* What you should do *
Pick out the lines below that include the string "project".

── Raw data ──

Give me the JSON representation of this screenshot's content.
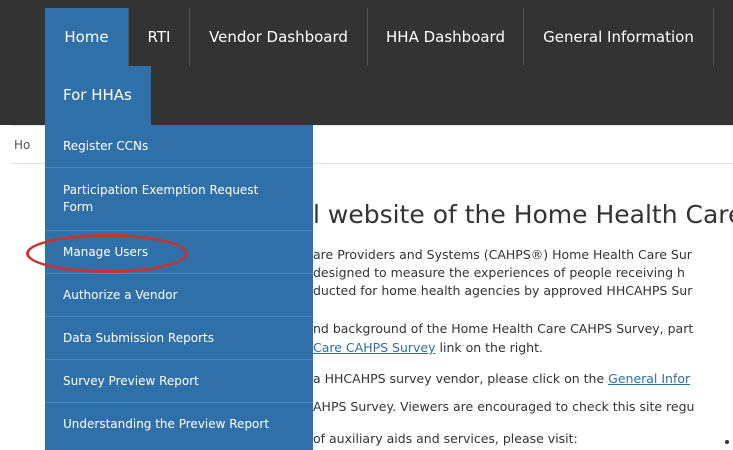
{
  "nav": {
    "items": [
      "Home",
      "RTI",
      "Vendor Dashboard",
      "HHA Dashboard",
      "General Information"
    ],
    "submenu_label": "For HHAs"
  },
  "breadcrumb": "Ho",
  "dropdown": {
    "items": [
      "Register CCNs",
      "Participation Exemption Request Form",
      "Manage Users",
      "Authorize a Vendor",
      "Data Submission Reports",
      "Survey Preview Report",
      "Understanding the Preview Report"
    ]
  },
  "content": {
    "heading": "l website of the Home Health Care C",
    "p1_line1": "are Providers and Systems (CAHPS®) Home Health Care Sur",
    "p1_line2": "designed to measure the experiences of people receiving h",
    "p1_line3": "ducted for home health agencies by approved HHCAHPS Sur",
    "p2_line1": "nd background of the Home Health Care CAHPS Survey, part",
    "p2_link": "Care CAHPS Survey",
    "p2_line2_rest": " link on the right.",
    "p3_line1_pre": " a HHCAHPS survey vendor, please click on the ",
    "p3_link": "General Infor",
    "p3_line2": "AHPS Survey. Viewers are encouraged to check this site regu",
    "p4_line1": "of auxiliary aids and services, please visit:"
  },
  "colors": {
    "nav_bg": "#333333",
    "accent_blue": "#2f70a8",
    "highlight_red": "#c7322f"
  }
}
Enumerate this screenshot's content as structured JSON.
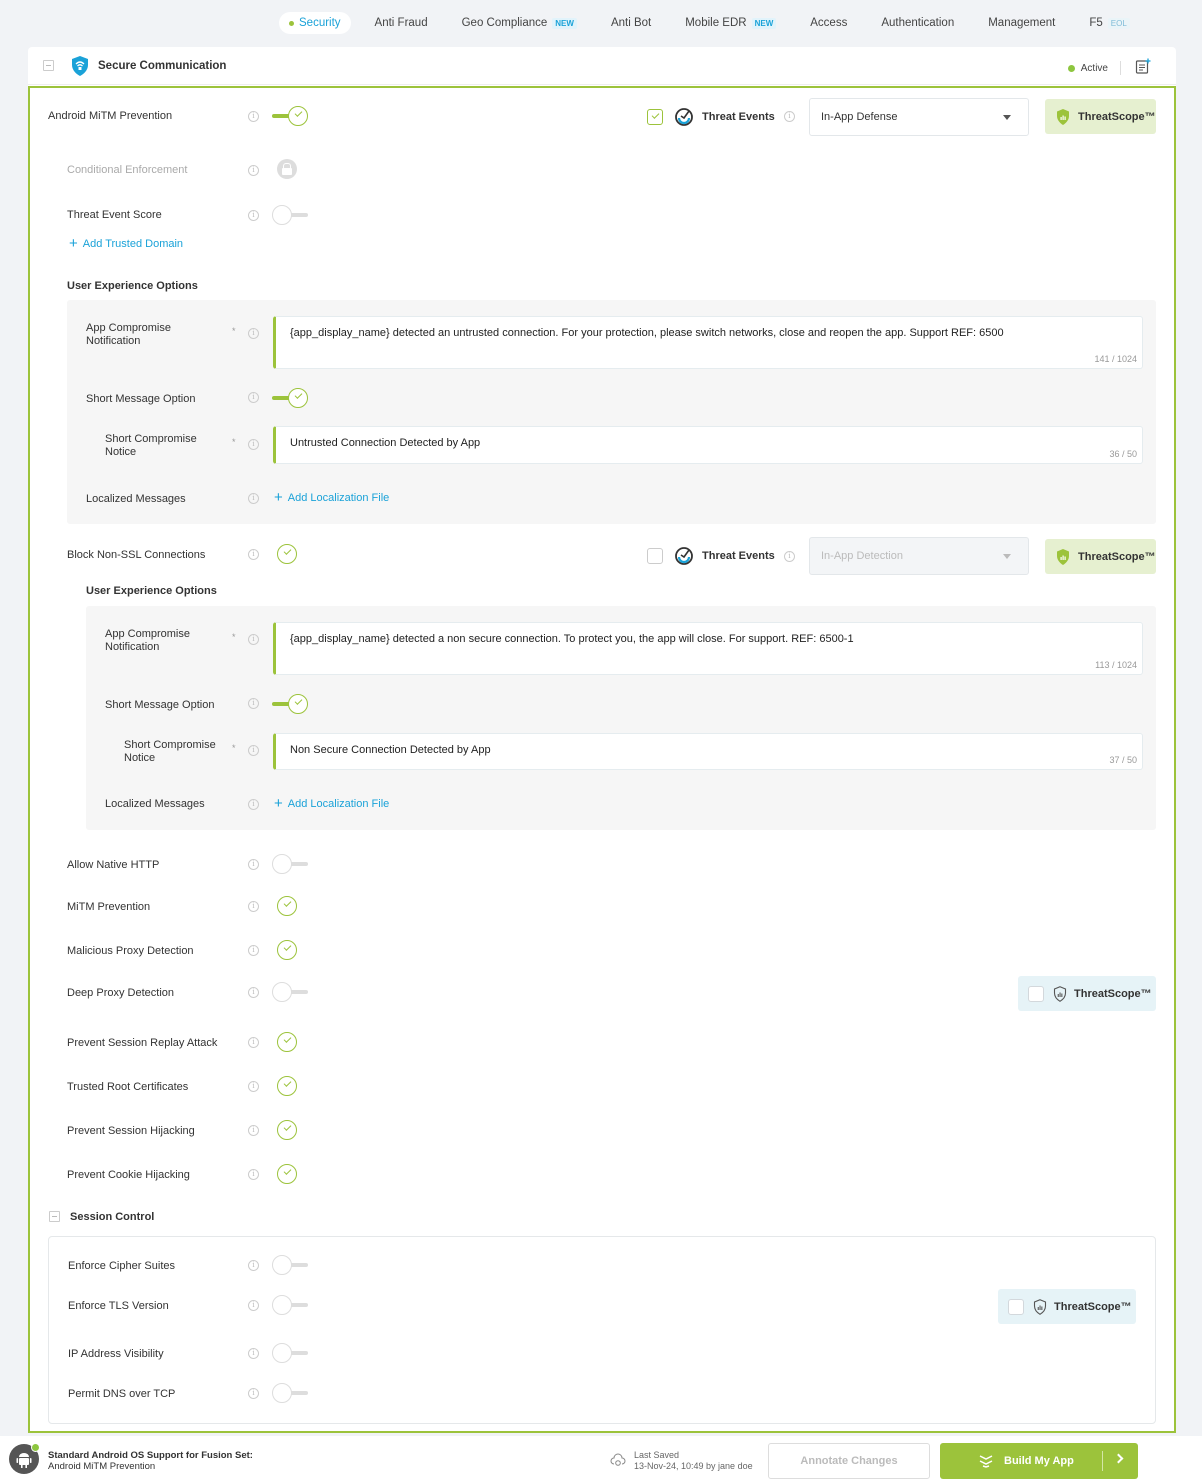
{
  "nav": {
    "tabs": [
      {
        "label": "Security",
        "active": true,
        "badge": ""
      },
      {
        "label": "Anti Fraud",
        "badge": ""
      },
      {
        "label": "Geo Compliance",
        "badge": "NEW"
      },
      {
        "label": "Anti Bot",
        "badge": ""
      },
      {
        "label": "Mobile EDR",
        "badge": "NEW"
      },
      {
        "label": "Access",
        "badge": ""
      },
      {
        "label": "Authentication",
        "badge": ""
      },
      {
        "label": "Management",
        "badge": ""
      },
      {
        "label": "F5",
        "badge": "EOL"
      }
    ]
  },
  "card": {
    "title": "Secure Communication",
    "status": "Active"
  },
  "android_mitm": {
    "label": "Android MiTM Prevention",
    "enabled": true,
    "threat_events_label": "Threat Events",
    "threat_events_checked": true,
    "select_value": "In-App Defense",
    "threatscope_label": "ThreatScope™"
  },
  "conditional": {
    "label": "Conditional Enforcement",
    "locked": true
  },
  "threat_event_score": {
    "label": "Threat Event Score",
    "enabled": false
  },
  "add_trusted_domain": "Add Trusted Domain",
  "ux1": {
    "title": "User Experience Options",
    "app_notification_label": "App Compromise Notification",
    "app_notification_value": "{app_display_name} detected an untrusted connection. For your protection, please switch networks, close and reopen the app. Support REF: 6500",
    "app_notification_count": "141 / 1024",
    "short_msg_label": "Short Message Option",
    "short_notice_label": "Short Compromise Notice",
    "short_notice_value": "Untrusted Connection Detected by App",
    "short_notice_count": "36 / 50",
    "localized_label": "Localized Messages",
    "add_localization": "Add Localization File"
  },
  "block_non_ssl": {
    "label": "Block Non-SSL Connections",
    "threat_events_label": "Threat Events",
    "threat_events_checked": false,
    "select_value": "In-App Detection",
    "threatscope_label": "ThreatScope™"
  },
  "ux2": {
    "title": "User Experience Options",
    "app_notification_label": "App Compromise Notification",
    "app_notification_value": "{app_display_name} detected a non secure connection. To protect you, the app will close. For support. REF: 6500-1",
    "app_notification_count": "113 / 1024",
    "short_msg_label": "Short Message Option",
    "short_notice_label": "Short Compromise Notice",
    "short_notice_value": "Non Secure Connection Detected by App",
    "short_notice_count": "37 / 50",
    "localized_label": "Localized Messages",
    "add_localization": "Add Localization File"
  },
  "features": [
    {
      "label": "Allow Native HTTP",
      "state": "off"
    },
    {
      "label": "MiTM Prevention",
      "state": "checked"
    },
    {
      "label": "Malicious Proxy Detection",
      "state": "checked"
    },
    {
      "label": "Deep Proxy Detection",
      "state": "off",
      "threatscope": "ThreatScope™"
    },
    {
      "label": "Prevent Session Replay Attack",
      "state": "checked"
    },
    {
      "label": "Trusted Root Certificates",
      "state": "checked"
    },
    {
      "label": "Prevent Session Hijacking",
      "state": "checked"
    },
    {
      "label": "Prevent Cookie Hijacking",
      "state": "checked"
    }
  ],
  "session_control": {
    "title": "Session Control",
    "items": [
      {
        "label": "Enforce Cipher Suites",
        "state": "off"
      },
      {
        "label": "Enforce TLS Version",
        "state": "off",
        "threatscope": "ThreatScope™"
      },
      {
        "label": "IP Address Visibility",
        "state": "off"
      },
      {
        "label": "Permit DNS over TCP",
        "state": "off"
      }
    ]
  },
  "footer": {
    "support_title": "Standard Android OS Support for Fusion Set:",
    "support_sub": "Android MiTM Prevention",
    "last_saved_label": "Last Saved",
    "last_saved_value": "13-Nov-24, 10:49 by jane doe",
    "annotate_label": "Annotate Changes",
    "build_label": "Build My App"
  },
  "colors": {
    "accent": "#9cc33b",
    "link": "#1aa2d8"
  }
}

───
── Raw data ──

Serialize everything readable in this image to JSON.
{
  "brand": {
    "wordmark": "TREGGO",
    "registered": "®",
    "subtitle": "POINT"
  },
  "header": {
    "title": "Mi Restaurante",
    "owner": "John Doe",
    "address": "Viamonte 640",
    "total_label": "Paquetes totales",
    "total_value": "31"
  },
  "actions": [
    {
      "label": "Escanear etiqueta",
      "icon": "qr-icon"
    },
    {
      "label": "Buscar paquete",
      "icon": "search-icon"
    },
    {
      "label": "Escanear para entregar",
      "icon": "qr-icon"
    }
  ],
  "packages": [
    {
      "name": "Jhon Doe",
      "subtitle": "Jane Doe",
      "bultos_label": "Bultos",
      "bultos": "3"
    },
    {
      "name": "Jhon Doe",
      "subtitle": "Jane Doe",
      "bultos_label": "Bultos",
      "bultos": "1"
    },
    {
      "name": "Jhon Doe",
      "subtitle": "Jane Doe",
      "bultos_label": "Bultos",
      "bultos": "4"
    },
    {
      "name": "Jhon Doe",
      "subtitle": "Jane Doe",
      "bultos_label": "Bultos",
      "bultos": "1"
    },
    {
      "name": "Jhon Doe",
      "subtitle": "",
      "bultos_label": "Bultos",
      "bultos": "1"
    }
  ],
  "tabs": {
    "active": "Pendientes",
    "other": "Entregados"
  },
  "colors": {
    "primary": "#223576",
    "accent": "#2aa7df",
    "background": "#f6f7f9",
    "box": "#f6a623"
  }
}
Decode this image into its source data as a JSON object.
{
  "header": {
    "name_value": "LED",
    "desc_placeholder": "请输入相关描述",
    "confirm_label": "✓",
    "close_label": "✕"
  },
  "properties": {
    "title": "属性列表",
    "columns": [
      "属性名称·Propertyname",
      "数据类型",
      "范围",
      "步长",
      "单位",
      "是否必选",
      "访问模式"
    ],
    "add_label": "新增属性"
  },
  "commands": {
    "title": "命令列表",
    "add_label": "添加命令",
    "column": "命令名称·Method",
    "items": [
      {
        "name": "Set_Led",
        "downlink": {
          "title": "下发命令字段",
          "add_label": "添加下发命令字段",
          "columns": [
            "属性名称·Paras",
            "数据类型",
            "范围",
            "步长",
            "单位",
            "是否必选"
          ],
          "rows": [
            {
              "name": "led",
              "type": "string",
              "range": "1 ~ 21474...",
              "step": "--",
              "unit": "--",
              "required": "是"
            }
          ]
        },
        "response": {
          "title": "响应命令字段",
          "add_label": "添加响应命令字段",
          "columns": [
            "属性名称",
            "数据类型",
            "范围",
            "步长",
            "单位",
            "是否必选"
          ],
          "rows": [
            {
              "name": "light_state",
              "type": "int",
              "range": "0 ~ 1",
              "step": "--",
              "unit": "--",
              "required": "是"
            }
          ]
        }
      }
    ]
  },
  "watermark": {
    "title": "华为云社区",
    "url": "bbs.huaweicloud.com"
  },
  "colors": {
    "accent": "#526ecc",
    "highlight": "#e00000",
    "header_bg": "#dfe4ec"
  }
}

───
── Raw data ──

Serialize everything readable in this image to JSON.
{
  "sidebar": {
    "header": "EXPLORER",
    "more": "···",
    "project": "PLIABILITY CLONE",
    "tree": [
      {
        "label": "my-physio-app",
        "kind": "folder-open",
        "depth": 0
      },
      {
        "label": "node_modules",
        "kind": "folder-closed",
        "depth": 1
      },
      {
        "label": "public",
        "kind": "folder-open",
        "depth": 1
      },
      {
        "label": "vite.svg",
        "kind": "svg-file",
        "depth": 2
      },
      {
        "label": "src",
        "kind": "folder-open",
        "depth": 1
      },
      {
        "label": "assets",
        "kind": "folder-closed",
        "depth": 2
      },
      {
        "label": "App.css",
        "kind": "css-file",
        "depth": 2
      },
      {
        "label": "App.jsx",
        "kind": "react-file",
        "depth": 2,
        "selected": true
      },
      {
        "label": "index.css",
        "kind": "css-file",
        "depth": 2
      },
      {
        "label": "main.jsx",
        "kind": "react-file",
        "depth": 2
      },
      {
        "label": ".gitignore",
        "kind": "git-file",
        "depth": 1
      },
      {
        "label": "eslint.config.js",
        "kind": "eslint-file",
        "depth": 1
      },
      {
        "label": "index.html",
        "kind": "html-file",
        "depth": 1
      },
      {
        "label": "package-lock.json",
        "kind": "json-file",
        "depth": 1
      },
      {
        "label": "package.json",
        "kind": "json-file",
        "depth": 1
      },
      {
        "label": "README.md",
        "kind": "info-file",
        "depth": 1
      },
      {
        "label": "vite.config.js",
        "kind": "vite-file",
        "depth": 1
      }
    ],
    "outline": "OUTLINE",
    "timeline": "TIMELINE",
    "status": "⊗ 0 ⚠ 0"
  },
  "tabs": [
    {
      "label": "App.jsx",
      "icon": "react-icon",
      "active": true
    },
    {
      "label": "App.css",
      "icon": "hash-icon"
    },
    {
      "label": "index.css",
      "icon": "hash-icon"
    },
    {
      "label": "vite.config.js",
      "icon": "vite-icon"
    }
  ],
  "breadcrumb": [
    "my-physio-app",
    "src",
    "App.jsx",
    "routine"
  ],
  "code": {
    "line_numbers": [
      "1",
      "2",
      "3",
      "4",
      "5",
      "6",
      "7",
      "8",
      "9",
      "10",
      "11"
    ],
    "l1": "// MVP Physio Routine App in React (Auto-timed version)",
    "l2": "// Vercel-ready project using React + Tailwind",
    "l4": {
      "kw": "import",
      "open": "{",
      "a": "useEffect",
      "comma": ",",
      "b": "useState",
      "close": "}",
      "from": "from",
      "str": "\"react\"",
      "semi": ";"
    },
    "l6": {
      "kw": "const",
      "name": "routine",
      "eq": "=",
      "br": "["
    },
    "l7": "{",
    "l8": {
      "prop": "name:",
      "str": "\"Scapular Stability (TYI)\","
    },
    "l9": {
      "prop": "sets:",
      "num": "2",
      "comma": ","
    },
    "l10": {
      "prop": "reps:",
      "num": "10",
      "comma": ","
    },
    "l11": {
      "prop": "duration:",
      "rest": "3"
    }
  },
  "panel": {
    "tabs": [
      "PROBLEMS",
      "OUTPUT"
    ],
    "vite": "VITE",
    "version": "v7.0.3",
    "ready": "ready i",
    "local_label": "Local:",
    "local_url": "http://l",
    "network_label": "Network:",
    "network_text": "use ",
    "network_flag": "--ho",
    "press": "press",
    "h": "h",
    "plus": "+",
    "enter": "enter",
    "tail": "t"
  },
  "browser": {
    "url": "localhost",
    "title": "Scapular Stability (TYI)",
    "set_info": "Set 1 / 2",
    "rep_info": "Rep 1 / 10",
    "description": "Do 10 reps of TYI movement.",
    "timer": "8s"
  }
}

───

* Full output *
    "project": "PLIABILITY CLONE",
    "l2": "// Vercel-ready project using React + Tailwind",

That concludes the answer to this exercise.